----- PROVIDED RECORDS -----

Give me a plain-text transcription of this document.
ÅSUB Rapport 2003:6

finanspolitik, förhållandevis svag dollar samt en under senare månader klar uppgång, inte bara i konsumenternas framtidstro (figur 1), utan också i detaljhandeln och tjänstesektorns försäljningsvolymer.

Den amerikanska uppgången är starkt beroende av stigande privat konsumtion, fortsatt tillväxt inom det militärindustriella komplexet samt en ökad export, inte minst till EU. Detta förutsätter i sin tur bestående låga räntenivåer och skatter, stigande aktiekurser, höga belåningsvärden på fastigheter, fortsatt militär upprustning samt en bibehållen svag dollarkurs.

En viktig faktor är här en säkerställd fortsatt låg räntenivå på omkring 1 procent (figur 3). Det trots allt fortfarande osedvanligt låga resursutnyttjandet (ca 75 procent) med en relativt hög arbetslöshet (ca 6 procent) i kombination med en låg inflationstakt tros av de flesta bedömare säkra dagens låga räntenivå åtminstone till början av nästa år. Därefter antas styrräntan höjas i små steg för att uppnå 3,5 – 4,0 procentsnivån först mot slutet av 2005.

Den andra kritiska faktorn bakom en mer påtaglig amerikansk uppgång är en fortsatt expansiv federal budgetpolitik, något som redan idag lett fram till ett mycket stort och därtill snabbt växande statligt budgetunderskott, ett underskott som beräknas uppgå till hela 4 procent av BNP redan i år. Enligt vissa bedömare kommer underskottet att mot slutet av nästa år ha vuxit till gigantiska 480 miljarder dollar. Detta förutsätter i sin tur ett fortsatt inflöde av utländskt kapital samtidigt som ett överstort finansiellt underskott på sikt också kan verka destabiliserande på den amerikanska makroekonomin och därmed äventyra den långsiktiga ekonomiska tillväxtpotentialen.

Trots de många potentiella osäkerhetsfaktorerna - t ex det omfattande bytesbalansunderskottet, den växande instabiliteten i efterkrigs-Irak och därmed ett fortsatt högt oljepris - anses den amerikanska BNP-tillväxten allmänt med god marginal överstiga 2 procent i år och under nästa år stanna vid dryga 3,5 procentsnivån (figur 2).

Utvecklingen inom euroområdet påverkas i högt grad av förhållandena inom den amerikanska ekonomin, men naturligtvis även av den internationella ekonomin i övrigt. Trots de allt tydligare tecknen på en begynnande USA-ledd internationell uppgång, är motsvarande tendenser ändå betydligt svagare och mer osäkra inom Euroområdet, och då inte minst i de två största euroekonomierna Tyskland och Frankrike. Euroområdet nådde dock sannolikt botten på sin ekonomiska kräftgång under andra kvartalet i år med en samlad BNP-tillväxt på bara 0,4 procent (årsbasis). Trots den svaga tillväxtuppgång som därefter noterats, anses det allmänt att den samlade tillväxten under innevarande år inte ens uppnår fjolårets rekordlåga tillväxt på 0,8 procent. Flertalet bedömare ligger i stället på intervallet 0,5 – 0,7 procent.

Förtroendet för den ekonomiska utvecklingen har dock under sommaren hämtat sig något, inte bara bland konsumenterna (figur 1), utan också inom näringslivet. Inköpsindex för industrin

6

-----

WHAT YOU WILL DO — Track down the lines that include the word "utan" and copy them.

RESULT —
finanspolitik, förhållandevis svag dollar samt en under senare månader klar uppgång, inte bara i konsumenternas framtidstro (figur 1), utan också i detaljhandeln och tjänstesektorns försäljningsvolymer.
Förtroendet för den ekonomiska utvecklingen har dock under sommaren hämtat sig något, inte bara bland konsumenterna (figur 1), utan också inom näringslivet. Inköpsindex för industrin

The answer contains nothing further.